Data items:
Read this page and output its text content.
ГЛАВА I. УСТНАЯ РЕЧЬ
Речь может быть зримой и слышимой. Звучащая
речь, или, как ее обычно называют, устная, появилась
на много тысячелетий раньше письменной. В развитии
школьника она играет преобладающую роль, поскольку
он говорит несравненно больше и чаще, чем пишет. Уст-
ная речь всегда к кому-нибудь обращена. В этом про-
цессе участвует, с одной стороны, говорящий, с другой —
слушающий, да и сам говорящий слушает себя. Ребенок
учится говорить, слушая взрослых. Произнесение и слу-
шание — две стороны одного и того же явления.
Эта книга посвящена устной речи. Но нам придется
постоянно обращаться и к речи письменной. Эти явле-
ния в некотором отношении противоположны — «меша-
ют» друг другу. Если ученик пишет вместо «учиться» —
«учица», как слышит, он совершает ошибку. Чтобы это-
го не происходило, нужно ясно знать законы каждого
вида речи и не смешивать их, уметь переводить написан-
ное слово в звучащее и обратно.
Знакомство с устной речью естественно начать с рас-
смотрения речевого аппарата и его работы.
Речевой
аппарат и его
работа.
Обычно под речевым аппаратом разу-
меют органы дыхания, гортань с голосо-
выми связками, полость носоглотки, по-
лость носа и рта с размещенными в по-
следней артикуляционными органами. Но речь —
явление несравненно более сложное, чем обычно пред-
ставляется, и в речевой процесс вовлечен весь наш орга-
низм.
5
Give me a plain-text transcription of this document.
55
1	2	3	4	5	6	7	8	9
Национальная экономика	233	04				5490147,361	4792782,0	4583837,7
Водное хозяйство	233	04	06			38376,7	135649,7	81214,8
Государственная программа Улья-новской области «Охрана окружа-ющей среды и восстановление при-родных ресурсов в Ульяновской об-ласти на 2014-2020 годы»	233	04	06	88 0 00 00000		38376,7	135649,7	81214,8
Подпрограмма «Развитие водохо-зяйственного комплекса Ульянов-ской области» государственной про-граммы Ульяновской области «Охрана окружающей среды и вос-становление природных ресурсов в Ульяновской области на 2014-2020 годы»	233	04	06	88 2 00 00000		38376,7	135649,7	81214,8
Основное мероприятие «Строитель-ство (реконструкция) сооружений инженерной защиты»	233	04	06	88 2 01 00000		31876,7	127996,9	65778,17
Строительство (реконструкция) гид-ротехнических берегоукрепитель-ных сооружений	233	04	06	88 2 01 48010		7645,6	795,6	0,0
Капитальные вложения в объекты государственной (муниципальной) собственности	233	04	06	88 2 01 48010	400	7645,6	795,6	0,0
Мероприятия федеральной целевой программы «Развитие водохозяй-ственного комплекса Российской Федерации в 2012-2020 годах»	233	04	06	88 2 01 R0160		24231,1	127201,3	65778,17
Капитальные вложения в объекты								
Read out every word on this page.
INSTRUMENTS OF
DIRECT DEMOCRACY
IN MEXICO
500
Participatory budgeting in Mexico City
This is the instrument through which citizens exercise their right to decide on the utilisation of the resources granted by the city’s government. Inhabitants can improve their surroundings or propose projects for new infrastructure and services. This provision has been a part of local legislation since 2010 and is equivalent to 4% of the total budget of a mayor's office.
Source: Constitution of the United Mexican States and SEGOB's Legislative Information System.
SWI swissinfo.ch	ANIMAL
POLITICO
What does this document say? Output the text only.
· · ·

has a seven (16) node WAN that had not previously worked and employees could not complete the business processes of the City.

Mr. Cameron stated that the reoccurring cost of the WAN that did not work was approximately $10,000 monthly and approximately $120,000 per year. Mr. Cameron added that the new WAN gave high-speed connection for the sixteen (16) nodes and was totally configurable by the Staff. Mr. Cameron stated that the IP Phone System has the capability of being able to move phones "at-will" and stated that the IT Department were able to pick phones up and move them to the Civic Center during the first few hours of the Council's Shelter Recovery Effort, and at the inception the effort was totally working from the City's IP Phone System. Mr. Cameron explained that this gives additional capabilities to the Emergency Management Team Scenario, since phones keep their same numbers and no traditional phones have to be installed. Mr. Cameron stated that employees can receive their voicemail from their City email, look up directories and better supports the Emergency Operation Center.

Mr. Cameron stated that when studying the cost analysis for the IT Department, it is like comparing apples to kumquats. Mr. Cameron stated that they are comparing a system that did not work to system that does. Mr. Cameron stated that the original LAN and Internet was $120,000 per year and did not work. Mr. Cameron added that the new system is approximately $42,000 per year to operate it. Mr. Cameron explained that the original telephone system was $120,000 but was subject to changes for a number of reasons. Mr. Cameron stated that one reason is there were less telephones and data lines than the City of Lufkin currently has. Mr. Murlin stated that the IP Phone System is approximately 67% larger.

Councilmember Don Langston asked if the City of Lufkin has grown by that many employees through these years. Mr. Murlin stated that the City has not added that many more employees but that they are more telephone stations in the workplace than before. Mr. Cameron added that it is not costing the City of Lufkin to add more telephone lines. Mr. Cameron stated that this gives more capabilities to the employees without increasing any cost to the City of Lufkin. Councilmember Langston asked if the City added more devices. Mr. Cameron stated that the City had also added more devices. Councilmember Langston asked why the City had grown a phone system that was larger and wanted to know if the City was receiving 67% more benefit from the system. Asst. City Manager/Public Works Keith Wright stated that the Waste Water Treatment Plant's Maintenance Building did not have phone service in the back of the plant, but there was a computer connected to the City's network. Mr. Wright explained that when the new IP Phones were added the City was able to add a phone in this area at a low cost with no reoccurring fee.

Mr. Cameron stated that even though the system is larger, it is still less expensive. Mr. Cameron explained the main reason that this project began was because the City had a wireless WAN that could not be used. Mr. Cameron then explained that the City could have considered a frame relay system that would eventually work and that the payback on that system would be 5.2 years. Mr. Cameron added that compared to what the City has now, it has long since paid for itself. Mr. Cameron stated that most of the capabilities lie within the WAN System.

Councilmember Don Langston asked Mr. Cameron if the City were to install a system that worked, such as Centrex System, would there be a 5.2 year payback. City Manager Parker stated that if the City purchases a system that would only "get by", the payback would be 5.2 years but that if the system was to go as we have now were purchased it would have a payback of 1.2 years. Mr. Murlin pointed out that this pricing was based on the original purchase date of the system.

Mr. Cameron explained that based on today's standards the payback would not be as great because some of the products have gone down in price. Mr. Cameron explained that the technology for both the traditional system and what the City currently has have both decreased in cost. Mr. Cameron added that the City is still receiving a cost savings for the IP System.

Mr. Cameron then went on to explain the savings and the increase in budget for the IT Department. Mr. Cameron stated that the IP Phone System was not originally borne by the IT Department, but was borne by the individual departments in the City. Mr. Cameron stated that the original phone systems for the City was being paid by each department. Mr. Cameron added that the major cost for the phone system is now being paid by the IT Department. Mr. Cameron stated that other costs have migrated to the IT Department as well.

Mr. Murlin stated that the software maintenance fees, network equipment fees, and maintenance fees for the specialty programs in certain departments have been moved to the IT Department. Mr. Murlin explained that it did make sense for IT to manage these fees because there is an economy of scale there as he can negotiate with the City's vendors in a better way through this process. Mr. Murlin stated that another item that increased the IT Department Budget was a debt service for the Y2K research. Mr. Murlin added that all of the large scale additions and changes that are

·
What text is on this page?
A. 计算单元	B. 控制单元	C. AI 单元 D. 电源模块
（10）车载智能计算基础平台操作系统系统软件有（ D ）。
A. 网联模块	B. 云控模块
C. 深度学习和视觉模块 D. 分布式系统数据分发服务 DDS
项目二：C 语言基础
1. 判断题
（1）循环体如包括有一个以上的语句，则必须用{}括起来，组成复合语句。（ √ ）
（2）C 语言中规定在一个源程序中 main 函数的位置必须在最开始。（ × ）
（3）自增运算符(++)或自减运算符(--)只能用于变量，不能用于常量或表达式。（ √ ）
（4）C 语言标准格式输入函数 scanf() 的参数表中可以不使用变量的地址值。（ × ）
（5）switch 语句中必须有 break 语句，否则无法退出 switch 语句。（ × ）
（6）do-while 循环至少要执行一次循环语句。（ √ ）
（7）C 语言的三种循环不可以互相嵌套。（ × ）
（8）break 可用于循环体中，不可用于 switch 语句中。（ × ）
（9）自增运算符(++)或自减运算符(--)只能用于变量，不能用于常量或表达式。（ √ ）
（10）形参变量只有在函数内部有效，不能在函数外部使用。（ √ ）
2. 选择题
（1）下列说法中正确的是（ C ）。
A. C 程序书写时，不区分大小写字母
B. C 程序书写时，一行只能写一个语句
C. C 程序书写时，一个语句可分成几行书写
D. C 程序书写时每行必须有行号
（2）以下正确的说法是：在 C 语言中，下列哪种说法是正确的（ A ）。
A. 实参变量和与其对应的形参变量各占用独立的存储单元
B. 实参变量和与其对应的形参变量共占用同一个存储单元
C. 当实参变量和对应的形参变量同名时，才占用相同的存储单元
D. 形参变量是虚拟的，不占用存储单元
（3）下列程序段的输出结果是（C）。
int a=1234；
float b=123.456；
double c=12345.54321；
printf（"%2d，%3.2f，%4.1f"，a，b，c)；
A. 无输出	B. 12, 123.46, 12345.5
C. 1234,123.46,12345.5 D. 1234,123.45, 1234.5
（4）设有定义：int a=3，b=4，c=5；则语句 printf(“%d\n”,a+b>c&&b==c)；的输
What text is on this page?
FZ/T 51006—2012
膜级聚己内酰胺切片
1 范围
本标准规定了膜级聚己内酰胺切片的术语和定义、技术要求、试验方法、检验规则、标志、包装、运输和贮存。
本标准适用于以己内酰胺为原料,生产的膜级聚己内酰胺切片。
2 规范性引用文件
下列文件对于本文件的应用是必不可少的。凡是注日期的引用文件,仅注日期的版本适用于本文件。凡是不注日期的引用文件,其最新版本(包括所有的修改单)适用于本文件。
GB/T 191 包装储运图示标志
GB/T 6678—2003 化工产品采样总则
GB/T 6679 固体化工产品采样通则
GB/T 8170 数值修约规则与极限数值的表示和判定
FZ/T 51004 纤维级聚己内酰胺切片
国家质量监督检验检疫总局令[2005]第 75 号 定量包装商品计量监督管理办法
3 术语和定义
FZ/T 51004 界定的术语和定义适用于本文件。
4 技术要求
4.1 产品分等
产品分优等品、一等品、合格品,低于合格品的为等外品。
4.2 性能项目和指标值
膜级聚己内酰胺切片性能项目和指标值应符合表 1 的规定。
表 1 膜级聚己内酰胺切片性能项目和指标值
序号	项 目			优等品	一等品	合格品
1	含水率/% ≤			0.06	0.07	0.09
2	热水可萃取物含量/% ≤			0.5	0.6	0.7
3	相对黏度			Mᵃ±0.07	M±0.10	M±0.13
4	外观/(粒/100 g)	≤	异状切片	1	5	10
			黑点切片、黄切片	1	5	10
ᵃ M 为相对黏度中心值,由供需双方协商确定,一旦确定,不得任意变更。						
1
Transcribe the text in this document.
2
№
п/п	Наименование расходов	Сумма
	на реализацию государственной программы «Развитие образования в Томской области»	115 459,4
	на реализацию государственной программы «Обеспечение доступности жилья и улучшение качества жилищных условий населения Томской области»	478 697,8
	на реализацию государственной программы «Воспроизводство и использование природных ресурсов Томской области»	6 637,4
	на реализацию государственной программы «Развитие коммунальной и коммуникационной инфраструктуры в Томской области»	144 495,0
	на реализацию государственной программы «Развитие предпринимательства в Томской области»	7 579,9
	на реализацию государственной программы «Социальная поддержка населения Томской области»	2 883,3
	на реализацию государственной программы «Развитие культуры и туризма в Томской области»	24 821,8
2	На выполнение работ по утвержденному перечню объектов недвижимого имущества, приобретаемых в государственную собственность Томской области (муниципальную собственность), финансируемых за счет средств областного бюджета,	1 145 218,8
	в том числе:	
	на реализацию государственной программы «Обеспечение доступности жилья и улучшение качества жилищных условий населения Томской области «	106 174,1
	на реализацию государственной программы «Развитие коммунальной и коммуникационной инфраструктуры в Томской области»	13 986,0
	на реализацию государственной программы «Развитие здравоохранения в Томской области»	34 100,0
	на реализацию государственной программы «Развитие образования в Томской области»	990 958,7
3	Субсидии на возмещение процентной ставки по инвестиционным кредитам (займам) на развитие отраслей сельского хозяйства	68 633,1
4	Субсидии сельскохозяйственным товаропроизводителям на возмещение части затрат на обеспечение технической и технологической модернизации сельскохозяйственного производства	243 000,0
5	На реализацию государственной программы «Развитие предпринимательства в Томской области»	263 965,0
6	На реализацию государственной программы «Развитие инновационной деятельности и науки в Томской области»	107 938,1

_Instructions to follow:_ Scan the material and collect every line that contains "currently".

_Reply to the exercise:_
Mr. Cameron stated that when studying the cost analysis for the IT Department, it is like comparing apples to kumquats. Mr. Cameron stated that they are comparing a system that did not work to system that does. Mr. Cameron stated that the original LAN and Internet was $120,000 per year and did not work. Mr. Cameron added that the new system is approximately $42,000 per year to operate it. Mr. Cameron explained that the original telephone system was $120,000 but was subject to changes for a number of reasons. Mr. Cameron stated that one reason is there were less telephones and data lines than the City of Lufkin currently has. Mr. Murlin stated that the IP Phone System is approximately 67% larger.
Mr. Cameron explained that based on today's standards the payback would not be as great because some of the products have gone down in price. Mr. Cameron explained that the technology for both the traditional system and what the City currently has have both decreased in cost. Mr. Cameron added that the City is still receiving a cost savings for the IP System.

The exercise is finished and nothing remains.